— Instructions to follow —
Could you continue the Might & Magic Duel of Champions text, picking up right after its last sentence?

— Reading text —
Might & Magic is a world where powerful factions are at war basically all the time, for some reason or another. Fans have been playing in this High Fantasy world for over 30 years, and the most recent reboot of the lore happened over a decade ago, since Ubisoft took over the title and gave it a sturdy foundation of nine militant factions and a pantheon of mighty and magical Dragon Gods. We have since then mastered the art of devising pretexts for wars: we even have a casus belli wheel for generating random conflicts, and between the various writing teams and the fans, thousands of battle situations have been put into playable scenarios.

The challenge for writing a story for a card game with multiple decks is that everyone who picks up an army and goes to war deserves to feel that their army is justified in what they are doing: that their cause is worthy. Whether you are playing Orcs or Wizards, Angels or Demons, you raise your banner and you fight for your vision of good. We realized that Duel of Champions had a lot in common with the gameplay of Might & Magic Heroes or its little brother, Clash of Heroes. They are all three game experiences where you incarnate a faction with a hero and then fight battles. We started looking at similar settings and it became obvious that the story setting of Heroes VI, our most ambitious and complex opus ever, was the perfect fit for a season 2.

The exciting thing about a card game is that you tell the story as if you were piecing together a giant stain-glassed window in a cathedral, or a long painted mural in a town hall. Only in Might & Magic the cathedral is floating in the clouds, dedicated to a Dragon God, and the town hall is protected by Griffins and Dire Wolves. You have to remember that the tools you are using to etch story into marble are creatures and spells, and they can be played by a powerful hero to sway the outcome of a battle. After a while you start to get a feel for this storytelling media, and you realize that there is no limit to the stories you can tell, as long as they don’t start to chip away at the gameplay.

Telling this story in DoC, as in any good card game, is just a matter of capturing the protagonists and antagonists in their most epic moments, arming them with their most powerful spells and providing cards of their most dangerous units for their armies. As writers it took us a while to trust this mosaic storytelling system, until we realized that we could trust the players to figure it out. Strategy game cards players are smart. They get it, if you give them enough. We’ve written up some succinct introductory campaigns for each extension that can be played and give an initial kickstart to the story side of the experience, but we know a lot of people will just start playing against real adversaries and maybe come back to the campaigns if they want to learn a little more. There is a lot of story to tell, but the best stories are going to be those the players invent on the battlefield. That’s what writing for video games is all about… we set the board, and the players write the memories.

06-24-2014, 05:57 PM
1) 565 YSD? A mistype or 2nd eclipse war lasted more than one year?
2) Arianna is Sveltana's actual sister or like a "close friend"?
3) So, will we get Void Rising story from another perspective, not Vein's?

06-25-2014, 06:12 PM
So would the griffin bane cards contain flavor texts???????

06-26-2014, 07:10 PM
You mean Togrhul not Torghul right?

— Extracted records —
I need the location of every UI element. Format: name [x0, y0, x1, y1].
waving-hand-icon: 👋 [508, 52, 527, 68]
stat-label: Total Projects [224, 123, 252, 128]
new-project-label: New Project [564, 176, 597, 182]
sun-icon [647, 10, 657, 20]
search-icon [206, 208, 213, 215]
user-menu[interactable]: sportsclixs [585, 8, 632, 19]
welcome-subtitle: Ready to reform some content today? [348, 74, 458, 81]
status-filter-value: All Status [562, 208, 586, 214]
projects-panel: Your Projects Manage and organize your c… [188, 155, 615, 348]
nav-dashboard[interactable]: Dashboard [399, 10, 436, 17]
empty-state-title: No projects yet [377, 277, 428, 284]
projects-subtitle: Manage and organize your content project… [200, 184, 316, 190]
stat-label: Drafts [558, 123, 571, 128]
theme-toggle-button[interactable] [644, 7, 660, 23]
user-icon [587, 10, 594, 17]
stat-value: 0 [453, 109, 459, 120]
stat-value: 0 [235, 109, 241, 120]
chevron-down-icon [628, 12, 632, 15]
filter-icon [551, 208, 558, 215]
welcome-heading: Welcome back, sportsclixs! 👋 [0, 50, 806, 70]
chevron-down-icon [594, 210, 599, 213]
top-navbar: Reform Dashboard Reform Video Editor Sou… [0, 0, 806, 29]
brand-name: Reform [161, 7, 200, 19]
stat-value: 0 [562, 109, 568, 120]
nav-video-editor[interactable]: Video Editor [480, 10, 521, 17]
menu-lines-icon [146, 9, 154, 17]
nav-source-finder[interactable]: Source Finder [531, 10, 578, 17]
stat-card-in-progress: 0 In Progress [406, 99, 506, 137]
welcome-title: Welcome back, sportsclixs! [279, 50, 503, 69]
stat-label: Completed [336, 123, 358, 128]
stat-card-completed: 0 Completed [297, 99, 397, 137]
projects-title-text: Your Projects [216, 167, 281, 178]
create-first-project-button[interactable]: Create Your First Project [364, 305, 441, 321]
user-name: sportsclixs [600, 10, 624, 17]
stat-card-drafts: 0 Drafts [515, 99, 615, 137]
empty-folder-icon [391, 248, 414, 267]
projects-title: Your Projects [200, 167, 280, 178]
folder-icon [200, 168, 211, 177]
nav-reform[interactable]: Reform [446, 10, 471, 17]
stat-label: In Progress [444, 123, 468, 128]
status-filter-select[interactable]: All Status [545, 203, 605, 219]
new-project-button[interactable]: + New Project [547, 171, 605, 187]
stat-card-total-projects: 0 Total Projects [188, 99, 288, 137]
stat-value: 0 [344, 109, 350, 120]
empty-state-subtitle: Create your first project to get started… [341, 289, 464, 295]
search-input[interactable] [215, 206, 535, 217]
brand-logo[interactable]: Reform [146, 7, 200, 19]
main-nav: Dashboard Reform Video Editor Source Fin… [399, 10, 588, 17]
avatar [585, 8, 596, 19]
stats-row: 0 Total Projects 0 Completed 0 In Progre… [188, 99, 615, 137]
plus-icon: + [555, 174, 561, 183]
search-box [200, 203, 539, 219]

— Final result —
06-28-2014, 01:38 PM
with this backround if there would be no dungeon in the future than you devs are really lazy

06-28-2014, 05:30 PM
with this backround if there would be no dungeon in the future than you devs are really lazy

It's really hard to balance the game around more than 6 factions. This has been discussed before. Right now, the factions are set.

06-30-2014, 01:14 PM
It's really hard to balance the game around more than 6 factions. This has been discussed before. Right now, the factions are set.

this game has absolutely no balance....it would not matter if it becomes even more unbalalnced

I know what has been discussed.... that is just an excuse for them to do less work

06-30-2014, 01:49 PM
We wont see another faction anytime soon, this is confirmed and people should learn to deal with it.

We currently have 6 factions in the game, all of them are actually supposed to have a unique playstyle. Sure, this is not the case, especially in standard and the phsilosophy changes of Sanctuary and Haven which hurt them in a way that they cant compete at the highest level. I hope this will be changed with the next set Griffin Bane.

Achieving balance while giving each faction a unique playstyle is very difficult and this should be obvious even to the biggest critic. The lack of a better balance is already causing enough frustration among the playerbase. Now by the logic of the great ulpsz, the design team should simply throw in another faction to make things even worse (you cant possibly expect things will get magically better with introducing another faction, right?) and cause even MORE frustration and we will have even less players. I cannot even fathom how someone can fail to see this.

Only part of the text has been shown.